• [STORED DATA]:

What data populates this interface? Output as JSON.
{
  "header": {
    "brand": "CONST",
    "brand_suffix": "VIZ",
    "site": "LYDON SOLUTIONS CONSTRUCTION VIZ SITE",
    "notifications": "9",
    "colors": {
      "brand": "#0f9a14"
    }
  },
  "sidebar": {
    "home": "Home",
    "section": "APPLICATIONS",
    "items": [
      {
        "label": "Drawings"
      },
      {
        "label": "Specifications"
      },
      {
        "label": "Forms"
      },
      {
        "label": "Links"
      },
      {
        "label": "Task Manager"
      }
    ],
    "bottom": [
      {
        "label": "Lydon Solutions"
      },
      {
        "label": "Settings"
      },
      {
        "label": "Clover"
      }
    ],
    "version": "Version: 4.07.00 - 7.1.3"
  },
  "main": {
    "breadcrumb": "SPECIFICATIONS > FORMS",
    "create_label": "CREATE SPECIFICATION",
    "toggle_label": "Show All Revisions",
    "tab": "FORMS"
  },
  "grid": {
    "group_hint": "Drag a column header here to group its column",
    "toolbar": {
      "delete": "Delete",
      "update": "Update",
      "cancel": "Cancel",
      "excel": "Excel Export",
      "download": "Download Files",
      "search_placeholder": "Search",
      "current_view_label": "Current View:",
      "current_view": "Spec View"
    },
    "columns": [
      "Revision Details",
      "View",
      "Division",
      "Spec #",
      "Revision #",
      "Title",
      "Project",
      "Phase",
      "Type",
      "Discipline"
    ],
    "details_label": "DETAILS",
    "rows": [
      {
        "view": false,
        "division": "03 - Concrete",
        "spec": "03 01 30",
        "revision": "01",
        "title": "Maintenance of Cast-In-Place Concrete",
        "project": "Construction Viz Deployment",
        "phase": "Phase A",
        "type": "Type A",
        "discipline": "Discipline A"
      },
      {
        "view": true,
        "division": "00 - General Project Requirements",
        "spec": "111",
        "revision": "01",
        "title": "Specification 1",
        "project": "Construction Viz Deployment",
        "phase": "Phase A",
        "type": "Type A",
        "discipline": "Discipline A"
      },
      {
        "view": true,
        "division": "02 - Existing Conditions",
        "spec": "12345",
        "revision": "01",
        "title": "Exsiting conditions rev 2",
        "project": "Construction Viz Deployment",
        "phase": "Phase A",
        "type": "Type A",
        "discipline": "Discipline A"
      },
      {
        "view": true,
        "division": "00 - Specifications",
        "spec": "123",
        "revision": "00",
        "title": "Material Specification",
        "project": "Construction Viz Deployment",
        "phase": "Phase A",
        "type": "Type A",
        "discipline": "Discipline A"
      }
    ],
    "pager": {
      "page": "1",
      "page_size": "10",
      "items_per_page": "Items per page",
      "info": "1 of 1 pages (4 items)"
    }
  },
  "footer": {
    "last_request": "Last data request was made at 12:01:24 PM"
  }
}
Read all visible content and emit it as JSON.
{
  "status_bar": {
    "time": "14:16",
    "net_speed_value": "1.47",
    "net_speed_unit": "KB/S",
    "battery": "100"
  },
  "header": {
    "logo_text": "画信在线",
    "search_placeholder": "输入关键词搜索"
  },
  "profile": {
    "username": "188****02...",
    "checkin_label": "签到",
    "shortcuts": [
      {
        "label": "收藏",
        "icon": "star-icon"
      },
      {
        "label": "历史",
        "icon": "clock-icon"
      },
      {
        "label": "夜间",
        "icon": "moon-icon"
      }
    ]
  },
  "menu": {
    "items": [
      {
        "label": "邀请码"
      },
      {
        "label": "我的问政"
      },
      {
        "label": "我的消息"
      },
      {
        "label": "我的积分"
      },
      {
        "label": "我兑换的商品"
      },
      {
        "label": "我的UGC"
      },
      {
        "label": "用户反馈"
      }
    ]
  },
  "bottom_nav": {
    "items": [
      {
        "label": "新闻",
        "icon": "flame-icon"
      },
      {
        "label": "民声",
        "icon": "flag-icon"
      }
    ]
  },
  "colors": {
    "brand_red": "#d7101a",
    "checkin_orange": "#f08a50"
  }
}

• [WHAT THE TASK REQUIRES]: Retype every record above exactly as it appears.

• [THE RESULT]:
What data populates this interface? Output as JSON.
{
  "header": {
    "brand": "CONST",
    "brand_suffix": "VIZ",
    "site": "LYDON SOLUTIONS CONSTRUCTION VIZ SITE",
    "notifications": "9",
    "colors": {
      "brand": "#0f9a14"
    }
  },
  "sidebar": {
    "home": "Home",
    "section": "APPLICATIONS",
    "items": [
      {
        "label": "Drawings"
      },
      {
        "label": "Specifications"
      },
      {
        "label": "Forms"
      },
      {
        "label": "Links"
      },
      {
        "label": "Task Manager"
      }
    ],
    "bottom": [
      {
        "label": "Lydon Solutions"
      },
      {
        "label": "Settings"
      },
      {
        "label": "Clover"
      }
    ],
    "version": "Version: 4.07.00 - 7.1.3"
  },
  "main": {
    "breadcrumb": "SPECIFICATIONS > FORMS",
    "create_label": "CREATE SPECIFICATION",
    "toggle_label": "Show All Revisions",
    "tab": "FORMS"
  },
  "grid": {
    "group_hint": "Drag a column header here to group its column",
    "toolbar": {
      "delete": "Delete",
      "update": "Update",
      "cancel": "Cancel",
      "excel": "Excel Export",
      "download": "Download Files",
      "search_placeholder": "Search",
      "current_view_label": "Current View:",
      "current_view": "Spec View"
    },
    "columns": [
      "Revision Details",
      "View",
      "Division",
      "Spec #",
      "Revision #",
      "Title",
      "Project",
      "Phase",
      "Type",
      "Discipline"
    ],
    "details_label": "DETAILS",
    "rows": [
      {
        "view": false,
        "division": "03 - Concrete",
        "spec": "03 01 30",
        "revision": "01",
        "title": "Maintenance of Cast-In-Place Concrete",
        "project": "Construction Viz Deployment",
        "phase": "Phase A",
        "type": "Type A",
        "discipline": "Discipline A"
      },
      {
        "view": true,
        "division": "00 - General Project Requirements",
        "spec": "111",
        "revision": "01",
        "title": "Specification 1",
        "project": "Construction Viz Deployment",
        "phase": "Phase A",
        "type": "Type A",
        "discipline": "Discipline A"
      },
      {
        "view": true,
        "division": "02 - Existing Conditions",
        "spec": "12345",
        "revision": "01",
        "title": "Exsiting conditions rev 2",
        "project": "Construction Viz Deployment",
        "phase": "Phase A",
        "type": "Type A",
        "discipline": "Discipline A"
      },
      {
        "view": true,
        "division": "00 - Specifications",
        "spec": "123",
        "revision": "00",
        "title": "Material Specification",
        "project": "Construction Viz Deployment",
        "phase": "Phase A",
        "type": "Type A",
        "discipline": "Discipline A"
      }
    ],
    "pager": {
      "page": "1",
      "page_size": "10",
      "items_per_page": "Items per page",
      "info": "1 of 1 pages (4 items)"
    }
  },
  "footer": {
    "last_request": "Last data request was made at 12:01:24 PM"
  }
}
Read all visible content and emit it as JSON.
{
  "status_bar": {
    "time": "14:16",
    "net_speed_value": "1.47",
    "net_speed_unit": "KB/S",
    "battery": "100"
  },
  "header": {
    "logo_text": "画信在线",
    "search_placeholder": "输入关键词搜索"
  },
  "profile": {
    "username": "188****02...",
    "checkin_label": "签到",
    "shortcuts": [
      {
        "label": "收藏",
        "icon": "star-icon"
      },
      {
        "label": "历史",
        "icon": "clock-icon"
      },
      {
        "label": "夜间",
        "icon": "moon-icon"
      }
    ]
  },
  "menu": {
    "items": [
      {
        "label": "邀请码"
      },
      {
        "label": "我的问政"
      },
      {
        "label": "我的消息"
      },
      {
        "label": "我的积分"
      },
      {
        "label": "我兑换的商品"
      },
      {
        "label": "我的UGC"
      },
      {
        "label": "用户反馈"
      }
    ]
  },
  "bottom_nav": {
    "items": [
      {
        "label": "新闻",
        "icon": "flame-icon"
      },
      {
        "label": "民声",
        "icon": "flag-icon"
      }
    ]
  },
  "colors": {
    "brand_red": "#d7101a",
    "checkin_orange": "#f08a50"
  }
}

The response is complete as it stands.